[Dataset excerpts]
»»

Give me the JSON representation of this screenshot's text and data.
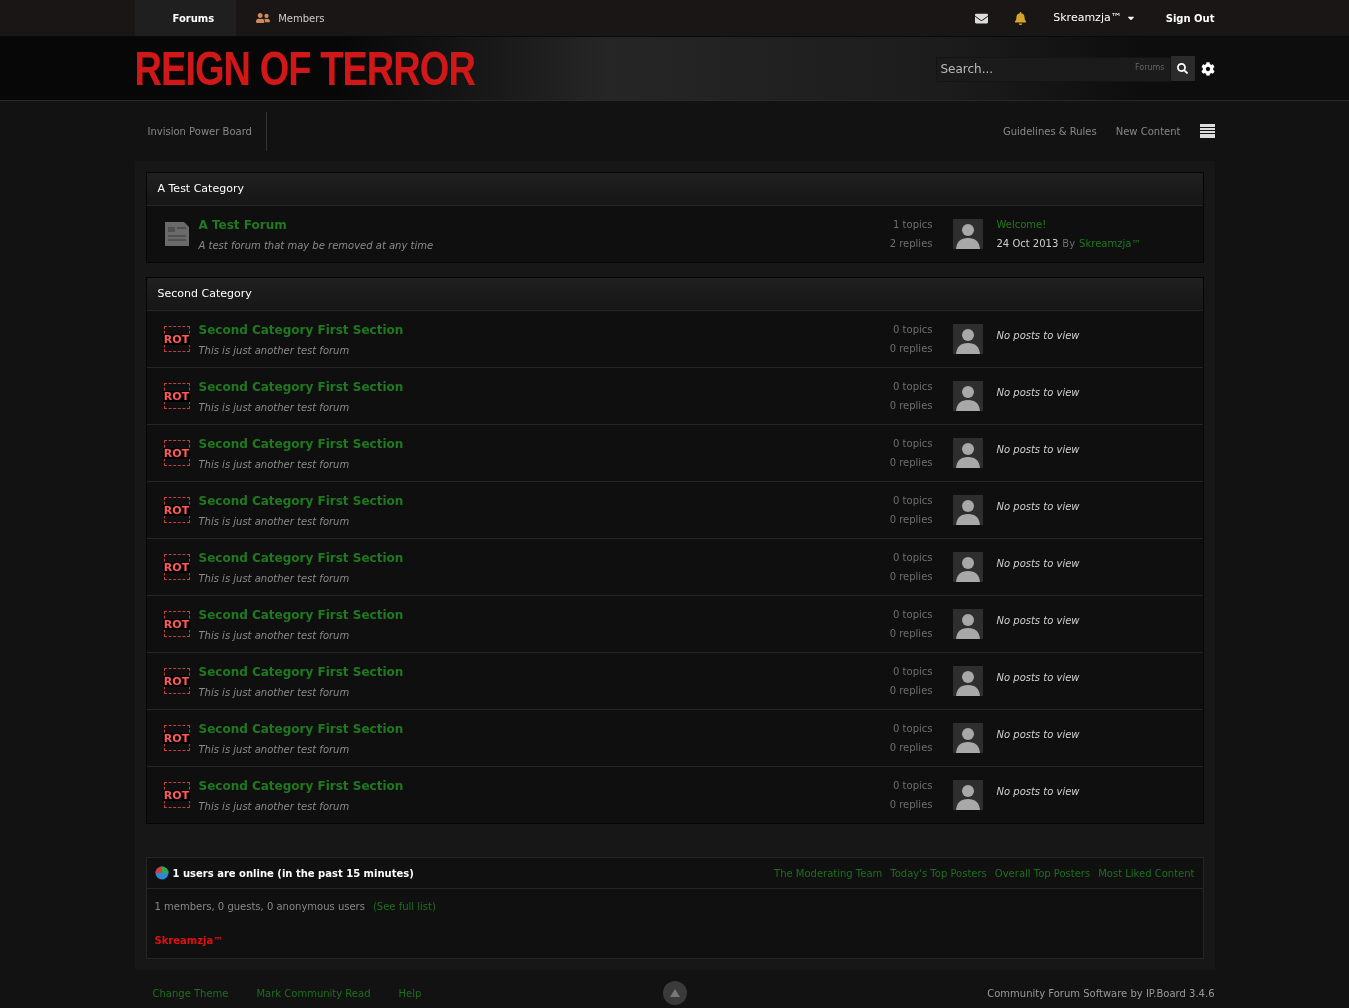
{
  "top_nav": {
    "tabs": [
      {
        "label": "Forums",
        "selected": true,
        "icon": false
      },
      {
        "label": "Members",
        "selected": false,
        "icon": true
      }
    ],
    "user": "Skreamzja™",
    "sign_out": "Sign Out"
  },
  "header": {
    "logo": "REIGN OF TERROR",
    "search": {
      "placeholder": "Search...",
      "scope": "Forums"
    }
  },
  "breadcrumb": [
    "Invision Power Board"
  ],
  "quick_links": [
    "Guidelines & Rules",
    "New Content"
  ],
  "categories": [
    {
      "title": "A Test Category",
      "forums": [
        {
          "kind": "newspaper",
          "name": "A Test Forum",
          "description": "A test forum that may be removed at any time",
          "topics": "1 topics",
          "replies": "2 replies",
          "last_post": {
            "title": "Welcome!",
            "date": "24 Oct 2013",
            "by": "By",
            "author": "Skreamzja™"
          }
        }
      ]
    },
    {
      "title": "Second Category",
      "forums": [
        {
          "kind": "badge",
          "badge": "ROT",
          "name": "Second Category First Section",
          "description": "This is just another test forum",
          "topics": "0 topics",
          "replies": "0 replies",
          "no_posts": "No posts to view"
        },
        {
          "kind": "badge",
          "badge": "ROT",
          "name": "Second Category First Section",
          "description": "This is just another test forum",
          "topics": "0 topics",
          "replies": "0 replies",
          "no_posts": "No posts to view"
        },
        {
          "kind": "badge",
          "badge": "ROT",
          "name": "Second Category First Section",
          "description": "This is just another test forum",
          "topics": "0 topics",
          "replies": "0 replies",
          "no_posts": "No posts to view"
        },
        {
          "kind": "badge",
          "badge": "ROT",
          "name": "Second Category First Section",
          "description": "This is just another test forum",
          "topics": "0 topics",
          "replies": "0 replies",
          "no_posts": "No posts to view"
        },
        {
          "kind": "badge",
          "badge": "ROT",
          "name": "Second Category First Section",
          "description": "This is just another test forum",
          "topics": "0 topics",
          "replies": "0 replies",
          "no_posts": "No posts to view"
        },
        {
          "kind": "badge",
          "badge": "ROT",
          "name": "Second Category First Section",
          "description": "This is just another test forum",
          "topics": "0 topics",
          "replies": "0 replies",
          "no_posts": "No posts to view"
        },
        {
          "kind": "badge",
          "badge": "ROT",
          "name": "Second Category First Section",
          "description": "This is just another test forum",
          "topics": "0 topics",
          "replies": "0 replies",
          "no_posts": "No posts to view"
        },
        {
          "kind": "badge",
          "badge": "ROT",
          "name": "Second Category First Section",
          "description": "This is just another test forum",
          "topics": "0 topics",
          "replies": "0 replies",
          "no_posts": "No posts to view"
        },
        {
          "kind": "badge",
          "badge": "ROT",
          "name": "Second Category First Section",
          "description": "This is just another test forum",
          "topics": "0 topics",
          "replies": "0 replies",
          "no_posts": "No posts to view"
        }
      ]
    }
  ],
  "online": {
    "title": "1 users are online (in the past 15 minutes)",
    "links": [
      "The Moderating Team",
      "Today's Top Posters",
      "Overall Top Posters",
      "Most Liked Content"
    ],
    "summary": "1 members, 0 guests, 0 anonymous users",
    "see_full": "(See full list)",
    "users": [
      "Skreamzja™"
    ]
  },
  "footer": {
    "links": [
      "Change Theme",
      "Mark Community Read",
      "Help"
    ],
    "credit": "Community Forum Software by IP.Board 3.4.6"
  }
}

««
»»

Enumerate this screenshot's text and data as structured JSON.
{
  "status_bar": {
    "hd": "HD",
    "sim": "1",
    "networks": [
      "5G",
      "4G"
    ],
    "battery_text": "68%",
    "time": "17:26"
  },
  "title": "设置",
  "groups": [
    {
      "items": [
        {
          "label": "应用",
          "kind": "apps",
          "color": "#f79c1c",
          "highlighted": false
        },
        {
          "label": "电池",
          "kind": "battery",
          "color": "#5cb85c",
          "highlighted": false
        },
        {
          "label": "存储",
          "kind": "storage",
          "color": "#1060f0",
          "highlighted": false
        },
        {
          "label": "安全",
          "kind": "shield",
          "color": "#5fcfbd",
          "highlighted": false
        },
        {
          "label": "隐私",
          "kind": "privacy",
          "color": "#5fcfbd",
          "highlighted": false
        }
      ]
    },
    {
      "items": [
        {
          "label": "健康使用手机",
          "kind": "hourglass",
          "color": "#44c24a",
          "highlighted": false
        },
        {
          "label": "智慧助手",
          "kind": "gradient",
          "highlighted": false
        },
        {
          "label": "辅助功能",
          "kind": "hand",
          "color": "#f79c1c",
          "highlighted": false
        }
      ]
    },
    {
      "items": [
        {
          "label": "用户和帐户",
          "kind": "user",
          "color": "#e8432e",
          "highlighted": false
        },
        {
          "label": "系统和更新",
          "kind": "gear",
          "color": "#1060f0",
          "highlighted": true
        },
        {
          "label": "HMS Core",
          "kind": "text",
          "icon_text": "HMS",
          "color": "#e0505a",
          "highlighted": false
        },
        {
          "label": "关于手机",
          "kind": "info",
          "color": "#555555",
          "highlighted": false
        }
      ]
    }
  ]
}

««
»»

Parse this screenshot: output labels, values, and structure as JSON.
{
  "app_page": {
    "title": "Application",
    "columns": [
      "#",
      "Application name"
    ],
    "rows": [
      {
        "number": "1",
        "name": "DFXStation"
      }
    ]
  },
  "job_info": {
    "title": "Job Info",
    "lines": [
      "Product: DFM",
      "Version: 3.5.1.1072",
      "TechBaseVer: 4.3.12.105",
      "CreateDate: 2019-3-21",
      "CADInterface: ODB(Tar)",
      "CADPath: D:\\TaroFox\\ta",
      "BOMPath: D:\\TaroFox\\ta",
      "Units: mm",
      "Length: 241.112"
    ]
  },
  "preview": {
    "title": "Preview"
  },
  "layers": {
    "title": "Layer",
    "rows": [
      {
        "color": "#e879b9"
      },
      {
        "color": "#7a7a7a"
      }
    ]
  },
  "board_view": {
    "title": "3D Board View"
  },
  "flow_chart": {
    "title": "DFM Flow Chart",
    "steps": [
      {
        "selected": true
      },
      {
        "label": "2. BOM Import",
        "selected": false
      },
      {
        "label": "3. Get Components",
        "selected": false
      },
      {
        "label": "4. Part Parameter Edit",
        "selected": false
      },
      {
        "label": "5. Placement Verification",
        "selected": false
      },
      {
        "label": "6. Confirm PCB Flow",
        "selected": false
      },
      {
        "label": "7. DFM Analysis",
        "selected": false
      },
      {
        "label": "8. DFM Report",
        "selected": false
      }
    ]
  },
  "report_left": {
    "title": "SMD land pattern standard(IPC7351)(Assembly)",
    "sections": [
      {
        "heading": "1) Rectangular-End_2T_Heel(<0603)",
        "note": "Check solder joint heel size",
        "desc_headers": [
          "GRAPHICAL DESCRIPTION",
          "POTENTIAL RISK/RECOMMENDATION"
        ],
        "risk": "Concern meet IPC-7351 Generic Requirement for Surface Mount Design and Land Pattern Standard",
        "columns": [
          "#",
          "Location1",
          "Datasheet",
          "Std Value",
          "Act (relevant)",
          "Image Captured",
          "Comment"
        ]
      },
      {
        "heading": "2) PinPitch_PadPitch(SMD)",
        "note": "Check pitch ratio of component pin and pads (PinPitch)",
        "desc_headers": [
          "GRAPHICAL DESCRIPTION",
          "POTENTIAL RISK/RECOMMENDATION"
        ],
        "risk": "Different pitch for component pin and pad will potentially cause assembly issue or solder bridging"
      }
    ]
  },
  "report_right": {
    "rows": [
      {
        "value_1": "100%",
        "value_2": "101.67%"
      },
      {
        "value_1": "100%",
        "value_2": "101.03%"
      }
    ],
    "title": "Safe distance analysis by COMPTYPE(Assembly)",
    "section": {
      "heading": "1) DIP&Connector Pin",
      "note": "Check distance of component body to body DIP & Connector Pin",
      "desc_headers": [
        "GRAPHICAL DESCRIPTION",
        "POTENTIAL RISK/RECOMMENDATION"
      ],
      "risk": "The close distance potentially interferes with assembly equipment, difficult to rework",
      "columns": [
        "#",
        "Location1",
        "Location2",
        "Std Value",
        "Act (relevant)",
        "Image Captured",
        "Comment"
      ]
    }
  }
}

««

§ **EXERCISE AIM**
Extract every line that has the string "Community" in it.

§ **THE RESULT**
      "Mark Community Read",
    "credit": "Community Forum Software by IP.Board 3.4.6"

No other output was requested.